Source extract =
————————

Arlington Franklin Dungy was a Canadian dentist who practiced in Ontario, and was a known advocate for a more inclusive medical community. He specialized in paediatric dentistry, and practiced first in Toronto, before accepting the role of Chief of Dentistry at Ottawa's Children’s Hospital of Eastern Ontario. His academic career included the positions of Dean of Alumni and Student Affairs and Associate Dean of Professional Affairs, at the University of Ottawa Faculty of Medicine. During his tenure at the University of Ottawa, he co-founded the Indigenous admissions program, as well as two scholarships, to address a lack of Indigenous representation within the Canadian medical profession. He was fondly known as "Arlie" by people close to him.

Education 
Arlington Dungy attended the University of Toronto, where he obtained his Doctor of Dental Surgery (DDS). Graduating in 1956, he became one of the first known black graduates from the school's Faculty of Dentistry. He later went on to obtain a specialist diploma in paediatric dentistry in 1970, also from the University of Toronto.

Career 
After graduating with his DDS, Dungy had a long professional career in dentistry. He became the chief of paedodontics at Toronto’s Hospital for Sick Children in 1969. Dungy was then recruited as Chief of Dentistry for Ottawa’s Children’s Hospital of Eastern Ontario in 1981. By 1995, he held the position of Vice-President academic research, and medical affairs.

————————

Material shown =
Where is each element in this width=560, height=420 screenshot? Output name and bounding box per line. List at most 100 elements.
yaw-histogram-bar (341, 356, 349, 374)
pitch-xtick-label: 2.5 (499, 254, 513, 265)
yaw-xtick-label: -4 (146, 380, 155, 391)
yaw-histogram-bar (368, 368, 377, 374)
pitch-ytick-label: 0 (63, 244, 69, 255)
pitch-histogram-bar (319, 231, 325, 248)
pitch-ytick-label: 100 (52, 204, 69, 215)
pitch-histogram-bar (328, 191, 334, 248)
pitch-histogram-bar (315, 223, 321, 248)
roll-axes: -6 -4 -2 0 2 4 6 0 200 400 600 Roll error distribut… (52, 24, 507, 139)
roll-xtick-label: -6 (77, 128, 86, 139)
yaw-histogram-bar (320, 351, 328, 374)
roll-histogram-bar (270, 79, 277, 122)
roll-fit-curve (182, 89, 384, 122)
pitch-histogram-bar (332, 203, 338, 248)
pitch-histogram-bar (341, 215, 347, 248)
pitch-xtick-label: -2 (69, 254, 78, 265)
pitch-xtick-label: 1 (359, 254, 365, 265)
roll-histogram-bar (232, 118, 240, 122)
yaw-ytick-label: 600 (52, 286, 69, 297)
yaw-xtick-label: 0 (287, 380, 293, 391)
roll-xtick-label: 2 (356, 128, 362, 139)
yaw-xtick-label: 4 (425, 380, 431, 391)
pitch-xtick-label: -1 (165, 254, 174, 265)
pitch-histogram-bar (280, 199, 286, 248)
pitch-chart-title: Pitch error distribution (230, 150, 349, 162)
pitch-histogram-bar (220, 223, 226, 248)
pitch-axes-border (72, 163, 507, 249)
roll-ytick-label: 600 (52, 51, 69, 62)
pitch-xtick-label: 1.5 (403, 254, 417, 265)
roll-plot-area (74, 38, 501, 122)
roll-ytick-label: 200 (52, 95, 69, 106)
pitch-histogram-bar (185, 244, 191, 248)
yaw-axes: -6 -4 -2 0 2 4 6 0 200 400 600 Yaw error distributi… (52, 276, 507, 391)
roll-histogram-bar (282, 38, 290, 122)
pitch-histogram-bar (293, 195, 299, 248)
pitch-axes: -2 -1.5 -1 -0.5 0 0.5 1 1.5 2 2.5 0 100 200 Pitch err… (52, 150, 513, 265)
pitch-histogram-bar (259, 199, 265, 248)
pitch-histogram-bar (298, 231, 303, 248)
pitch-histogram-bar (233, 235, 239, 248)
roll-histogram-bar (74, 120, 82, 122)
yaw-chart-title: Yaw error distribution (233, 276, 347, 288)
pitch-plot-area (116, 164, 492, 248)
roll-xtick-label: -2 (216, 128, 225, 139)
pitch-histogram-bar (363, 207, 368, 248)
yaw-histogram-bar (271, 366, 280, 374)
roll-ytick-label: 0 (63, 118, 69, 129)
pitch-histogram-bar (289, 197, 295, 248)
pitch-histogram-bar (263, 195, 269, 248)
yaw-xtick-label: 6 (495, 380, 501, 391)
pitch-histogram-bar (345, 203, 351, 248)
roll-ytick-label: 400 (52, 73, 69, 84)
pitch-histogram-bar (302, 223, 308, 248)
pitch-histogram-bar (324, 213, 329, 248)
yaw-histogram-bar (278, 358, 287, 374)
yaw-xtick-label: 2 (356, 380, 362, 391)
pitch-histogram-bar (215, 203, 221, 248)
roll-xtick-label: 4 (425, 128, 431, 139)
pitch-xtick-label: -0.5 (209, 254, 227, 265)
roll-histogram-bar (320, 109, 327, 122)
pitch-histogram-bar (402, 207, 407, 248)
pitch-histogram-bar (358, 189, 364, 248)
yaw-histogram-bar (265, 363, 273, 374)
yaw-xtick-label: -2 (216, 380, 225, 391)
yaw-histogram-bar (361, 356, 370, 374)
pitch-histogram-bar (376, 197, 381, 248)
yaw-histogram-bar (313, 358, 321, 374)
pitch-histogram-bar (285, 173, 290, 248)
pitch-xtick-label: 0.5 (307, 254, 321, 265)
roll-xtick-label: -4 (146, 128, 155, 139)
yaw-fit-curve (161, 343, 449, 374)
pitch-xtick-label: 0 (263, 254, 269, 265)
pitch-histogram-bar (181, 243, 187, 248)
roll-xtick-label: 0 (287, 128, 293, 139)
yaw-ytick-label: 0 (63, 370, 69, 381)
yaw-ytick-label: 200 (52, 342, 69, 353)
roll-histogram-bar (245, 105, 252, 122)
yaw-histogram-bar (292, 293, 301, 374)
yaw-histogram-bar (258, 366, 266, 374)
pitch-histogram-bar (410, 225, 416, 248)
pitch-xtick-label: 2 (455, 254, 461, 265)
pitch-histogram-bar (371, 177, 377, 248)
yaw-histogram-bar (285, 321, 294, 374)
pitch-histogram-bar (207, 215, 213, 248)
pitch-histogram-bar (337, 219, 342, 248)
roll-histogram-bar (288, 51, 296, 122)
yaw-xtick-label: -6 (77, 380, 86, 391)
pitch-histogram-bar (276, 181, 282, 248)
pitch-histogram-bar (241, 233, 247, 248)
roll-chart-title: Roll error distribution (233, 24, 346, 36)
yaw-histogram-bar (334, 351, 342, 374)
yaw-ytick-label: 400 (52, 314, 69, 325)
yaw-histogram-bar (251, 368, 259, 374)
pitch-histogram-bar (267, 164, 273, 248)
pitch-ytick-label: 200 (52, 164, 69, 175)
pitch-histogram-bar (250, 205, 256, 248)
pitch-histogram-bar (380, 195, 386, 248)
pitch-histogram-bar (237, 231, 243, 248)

————————

What you need to do =
Answer these about the text on Arlington Dungy:
1. What nickname did people close to him use?
2. In what year did he graduate with his DDS?
3. What position did he take at Toronto's Hospital for Sick Children in 1969?
Leave the rows aside; they aren't needed here.

Response to this task =
1. "Arlie"
2. 1956
3. Chief of paedodontics